SHORT PROBLEM
Go through the records underneath and write each one out again exactly.

(Entries taken from a collection)

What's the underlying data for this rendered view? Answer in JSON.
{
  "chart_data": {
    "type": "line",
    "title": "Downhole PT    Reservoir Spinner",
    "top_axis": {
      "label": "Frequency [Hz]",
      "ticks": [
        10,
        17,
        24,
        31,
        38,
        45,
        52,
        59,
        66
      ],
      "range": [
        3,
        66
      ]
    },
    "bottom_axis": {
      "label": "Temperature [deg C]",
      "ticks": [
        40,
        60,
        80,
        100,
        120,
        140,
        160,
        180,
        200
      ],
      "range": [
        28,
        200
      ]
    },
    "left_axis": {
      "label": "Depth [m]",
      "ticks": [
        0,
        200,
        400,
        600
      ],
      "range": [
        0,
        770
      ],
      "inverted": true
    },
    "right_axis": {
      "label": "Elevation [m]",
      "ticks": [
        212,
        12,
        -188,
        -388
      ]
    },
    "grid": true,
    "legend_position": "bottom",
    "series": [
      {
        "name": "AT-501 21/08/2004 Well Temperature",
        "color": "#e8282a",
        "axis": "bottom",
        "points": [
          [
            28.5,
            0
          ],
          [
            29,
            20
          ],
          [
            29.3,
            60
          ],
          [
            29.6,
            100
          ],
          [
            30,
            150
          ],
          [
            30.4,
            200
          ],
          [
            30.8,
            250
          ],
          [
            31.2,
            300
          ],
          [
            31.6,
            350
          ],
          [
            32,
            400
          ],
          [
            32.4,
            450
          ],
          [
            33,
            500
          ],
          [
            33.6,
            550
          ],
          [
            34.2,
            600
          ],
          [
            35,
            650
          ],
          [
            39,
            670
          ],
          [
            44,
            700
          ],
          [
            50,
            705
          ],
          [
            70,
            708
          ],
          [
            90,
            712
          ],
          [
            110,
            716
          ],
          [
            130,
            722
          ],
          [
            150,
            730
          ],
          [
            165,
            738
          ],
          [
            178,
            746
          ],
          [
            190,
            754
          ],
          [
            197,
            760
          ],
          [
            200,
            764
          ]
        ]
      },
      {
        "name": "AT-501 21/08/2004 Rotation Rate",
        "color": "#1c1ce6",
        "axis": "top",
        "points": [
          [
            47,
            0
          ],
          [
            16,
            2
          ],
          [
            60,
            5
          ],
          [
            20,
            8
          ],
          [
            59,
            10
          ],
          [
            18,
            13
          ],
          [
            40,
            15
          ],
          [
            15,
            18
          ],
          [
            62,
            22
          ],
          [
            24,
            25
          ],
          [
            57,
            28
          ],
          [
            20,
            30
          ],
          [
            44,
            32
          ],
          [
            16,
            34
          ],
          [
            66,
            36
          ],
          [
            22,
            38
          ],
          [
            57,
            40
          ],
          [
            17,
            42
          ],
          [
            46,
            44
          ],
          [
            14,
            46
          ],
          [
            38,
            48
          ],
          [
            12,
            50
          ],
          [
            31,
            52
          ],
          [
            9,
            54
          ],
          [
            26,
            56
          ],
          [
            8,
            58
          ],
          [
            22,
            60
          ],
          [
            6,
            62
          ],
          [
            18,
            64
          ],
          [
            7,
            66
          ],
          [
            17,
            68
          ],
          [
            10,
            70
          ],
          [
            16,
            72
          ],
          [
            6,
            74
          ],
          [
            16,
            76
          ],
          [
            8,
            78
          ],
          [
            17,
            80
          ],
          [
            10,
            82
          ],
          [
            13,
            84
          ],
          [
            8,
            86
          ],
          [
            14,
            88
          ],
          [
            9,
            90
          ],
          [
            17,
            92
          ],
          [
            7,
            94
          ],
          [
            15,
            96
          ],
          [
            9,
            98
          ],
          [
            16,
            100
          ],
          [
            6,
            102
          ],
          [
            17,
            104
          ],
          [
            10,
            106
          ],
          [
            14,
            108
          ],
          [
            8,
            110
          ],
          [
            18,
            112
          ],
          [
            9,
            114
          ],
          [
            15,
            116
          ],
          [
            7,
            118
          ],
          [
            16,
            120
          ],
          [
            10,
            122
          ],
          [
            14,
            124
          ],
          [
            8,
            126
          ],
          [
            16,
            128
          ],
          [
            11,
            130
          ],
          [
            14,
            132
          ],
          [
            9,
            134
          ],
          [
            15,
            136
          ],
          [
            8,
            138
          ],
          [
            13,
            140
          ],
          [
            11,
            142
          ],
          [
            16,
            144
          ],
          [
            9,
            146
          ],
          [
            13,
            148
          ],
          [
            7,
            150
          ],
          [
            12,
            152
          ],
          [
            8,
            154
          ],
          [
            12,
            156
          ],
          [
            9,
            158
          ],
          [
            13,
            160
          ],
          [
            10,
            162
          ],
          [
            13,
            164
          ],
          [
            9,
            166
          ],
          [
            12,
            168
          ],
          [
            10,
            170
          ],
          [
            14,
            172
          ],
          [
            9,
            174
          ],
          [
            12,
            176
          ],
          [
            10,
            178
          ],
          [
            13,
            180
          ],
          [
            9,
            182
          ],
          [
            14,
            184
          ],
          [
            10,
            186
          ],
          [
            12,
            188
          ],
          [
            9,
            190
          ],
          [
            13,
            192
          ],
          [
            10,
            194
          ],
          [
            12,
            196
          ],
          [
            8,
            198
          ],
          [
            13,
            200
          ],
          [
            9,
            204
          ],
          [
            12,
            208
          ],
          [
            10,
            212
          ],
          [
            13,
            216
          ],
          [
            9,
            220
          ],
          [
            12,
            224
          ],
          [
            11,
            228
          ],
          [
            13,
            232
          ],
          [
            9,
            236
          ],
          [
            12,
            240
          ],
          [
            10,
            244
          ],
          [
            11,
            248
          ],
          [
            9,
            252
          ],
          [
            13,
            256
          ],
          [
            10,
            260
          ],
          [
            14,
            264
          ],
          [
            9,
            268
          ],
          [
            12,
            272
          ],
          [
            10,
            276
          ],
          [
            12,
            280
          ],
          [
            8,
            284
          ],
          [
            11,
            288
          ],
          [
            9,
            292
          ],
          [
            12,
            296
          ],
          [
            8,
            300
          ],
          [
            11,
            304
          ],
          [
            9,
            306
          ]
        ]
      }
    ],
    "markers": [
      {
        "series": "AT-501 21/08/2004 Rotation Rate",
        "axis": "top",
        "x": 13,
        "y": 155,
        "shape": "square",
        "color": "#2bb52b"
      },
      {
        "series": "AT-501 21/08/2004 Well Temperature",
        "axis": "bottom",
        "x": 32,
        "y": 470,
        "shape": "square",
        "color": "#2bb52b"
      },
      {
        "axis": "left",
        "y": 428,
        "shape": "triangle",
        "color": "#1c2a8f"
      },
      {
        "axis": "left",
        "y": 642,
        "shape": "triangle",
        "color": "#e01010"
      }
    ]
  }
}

COMPLETE OUTPUT
What's the underlying data for this rendered view? Answer in JSON.
{
  "chart_data": {
    "type": "line",
    "title": "Downhole PT    Reservoir Spinner",
    "top_axis": {
      "label": "Frequency [Hz]",
      "ticks": [
        10,
        17,
        24,
        31,
        38,
        45,
        52,
        59,
        66
      ],
      "range": [
        3,
        66
      ]
    },
    "bottom_axis": {
      "label": "Temperature [deg C]",
      "ticks": [
        40,
        60,
        80,
        100,
        120,
        140,
        160,
        180,
        200
      ],
      "range": [
        28,
        200
      ]
    },
    "left_axis": {
      "label": "Depth [m]",
      "ticks": [
        0,
        200,
        400,
        600
      ],
      "range": [
        0,
        770
      ],
      "inverted": true
    },
    "right_axis": {
      "label": "Elevation [m]",
      "ticks": [
        212,
        12,
        -188,
        -388
      ]
    },
    "grid": true,
    "legend_position": "bottom",
    "series": [
      {
        "name": "AT-501 21/08/2004 Well Temperature",
        "color": "#e8282a",
        "axis": "bottom",
        "points": [
          [
            28.5,
            0
          ],
          [
            29,
            20
          ],
          [
            29.3,
            60
          ],
          [
            29.6,
            100
          ],
          [
            30,
            150
          ],
          [
            30.4,
            200
          ],
          [
            30.8,
            250
          ],
          [
            31.2,
            300
          ],
          [
            31.6,
            350
          ],
          [
            32,
            400
          ],
          [
            32.4,
            450
          ],
          [
            33,
            500
          ],
          [
            33.6,
            550
          ],
          [
            34.2,
            600
          ],
          [
            35,
            650
          ],
          [
            39,
            670
          ],
          [
            44,
            700
          ],
          [
            50,
            705
          ],
          [
            70,
            708
          ],
          [
            90,
            712
          ],
          [
            110,
            716
          ],
          [
            130,
            722
          ],
          [
            150,
            730
          ],
          [
            165,
            738
          ],
          [
            178,
            746
          ],
          [
            190,
            754
          ],
          [
            197,
            760
          ],
          [
            200,
            764
          ]
        ]
      },
      {
        "name": "AT-501 21/08/2004 Rotation Rate",
        "color": "#1c1ce6",
        "axis": "top",
        "points": [
          [
            47,
            0
          ],
          [
            16,
            2
          ],
          [
            60,
            5
          ],
          [
            20,
            8
          ],
          [
            59,
            10
          ],
          [
            18,
            13
          ],
          [
            40,
            15
          ],
          [
            15,
            18
          ],
          [
            62,
            22
          ],
          [
            24,
            25
          ],
          [
            57,
            28
          ],
          [
            20,
            30
          ],
          [
            44,
            32
          ],
          [
            16,
            34
          ],
          [
            66,
            36
          ],
          [
            22,
            38
          ],
          [
            57,
            40
          ],
          [
            17,
            42
          ],
          [
            46,
            44
          ],
          [
            14,
            46
          ],
          [
            38,
            48
          ],
          [
            12,
            50
          ],
          [
            31,
            52
          ],
          [
            9,
            54
          ],
          [
            26,
            56
          ],
          [
            8,
            58
          ],
          [
            22,
            60
          ],
          [
            6,
            62
          ],
          [
            18,
            64
          ],
          [
            7,
            66
          ],
          [
            17,
            68
          ],
          [
            10,
            70
          ],
          [
            16,
            72
          ],
          [
            6,
            74
          ],
          [
            16,
            76
          ],
          [
            8,
            78
          ],
          [
            17,
            80
          ],
          [
            10,
            82
          ],
          [
            13,
            84
          ],
          [
            8,
            86
          ],
          [
            14,
            88
          ],
          [
            9,
            90
          ],
          [
            17,
            92
          ],
          [
            7,
            94
          ],
          [
            15,
            96
          ],
          [
            9,
            98
          ],
          [
            16,
            100
          ],
          [
            6,
            102
          ],
          [
            17,
            104
          ],
          [
            10,
            106
          ],
          [
            14,
            108
          ],
          [
            8,
            110
          ],
          [
            18,
            112
          ],
          [
            9,
            114
          ],
          [
            15,
            116
          ],
          [
            7,
            118
          ],
          [
            16,
            120
          ],
          [
            10,
            122
          ],
          [
            14,
            124
          ],
          [
            8,
            126
          ],
          [
            16,
            128
          ],
          [
            11,
            130
          ],
          [
            14,
            132
          ],
          [
            9,
            134
          ],
          [
            15,
            136
          ],
          [
            8,
            138
          ],
          [
            13,
            140
          ],
          [
            11,
            142
          ],
          [
            16,
            144
          ],
          [
            9,
            146
          ],
          [
            13,
            148
          ],
          [
            7,
            150
          ],
          [
            12,
            152
          ],
          [
            8,
            154
          ],
          [
            12,
            156
          ],
          [
            9,
            158
          ],
          [
            13,
            160
          ],
          [
            10,
            162
          ],
          [
            13,
            164
          ],
          [
            9,
            166
          ],
          [
            12,
            168
          ],
          [
            10,
            170
          ],
          [
            14,
            172
          ],
          [
            9,
            174
          ],
          [
            12,
            176
          ],
          [
            10,
            178
          ],
          [
            13,
            180
          ],
          [
            9,
            182
          ],
          [
            14,
            184
          ],
          [
            10,
            186
          ],
          [
            12,
            188
          ],
          [
            9,
            190
          ],
          [
            13,
            192
          ],
          [
            10,
            194
          ],
          [
            12,
            196
          ],
          [
            8,
            198
          ],
          [
            13,
            200
          ],
          [
            9,
            204
          ],
          [
            12,
            208
          ],
          [
            10,
            212
          ],
          [
            13,
            216
          ],
          [
            9,
            220
          ],
          [
            12,
            224
          ],
          [
            11,
            228
          ],
          [
            13,
            232
          ],
          [
            9,
            236
          ],
          [
            12,
            240
          ],
          [
            10,
            244
          ],
          [
            11,
            248
          ],
          [
            9,
            252
          ],
          [
            13,
            256
          ],
          [
            10,
            260
          ],
          [
            14,
            264
          ],
          [
            9,
            268
          ],
          [
            12,
            272
          ],
          [
            10,
            276
          ],
          [
            12,
            280
          ],
          [
            8,
            284
          ],
          [
            11,
            288
          ],
          [
            9,
            292
          ],
          [
            12,
            296
          ],
          [
            8,
            300
          ],
          [
            11,
            304
          ],
          [
            9,
            306
          ]
        ]
      }
    ],
    "markers": [
      {
        "series": "AT-501 21/08/2004 Rotation Rate",
        "axis": "top",
        "x": 13,
        "y": 155,
        "shape": "square",
        "color": "#2bb52b"
      },
      {
        "series": "AT-501 21/08/2004 Well Temperature",
        "axis": "bottom",
        "x": 32,
        "y": 470,
        "shape": "square",
        "color": "#2bb52b"
      },
      {
        "axis": "left",
        "y": 428,
        "shape": "triangle",
        "color": "#1c2a8f"
      },
      {
        "axis": "left",
        "y": 642,
        "shape": "triangle",
        "color": "#e01010"
      }
    ]
  }
}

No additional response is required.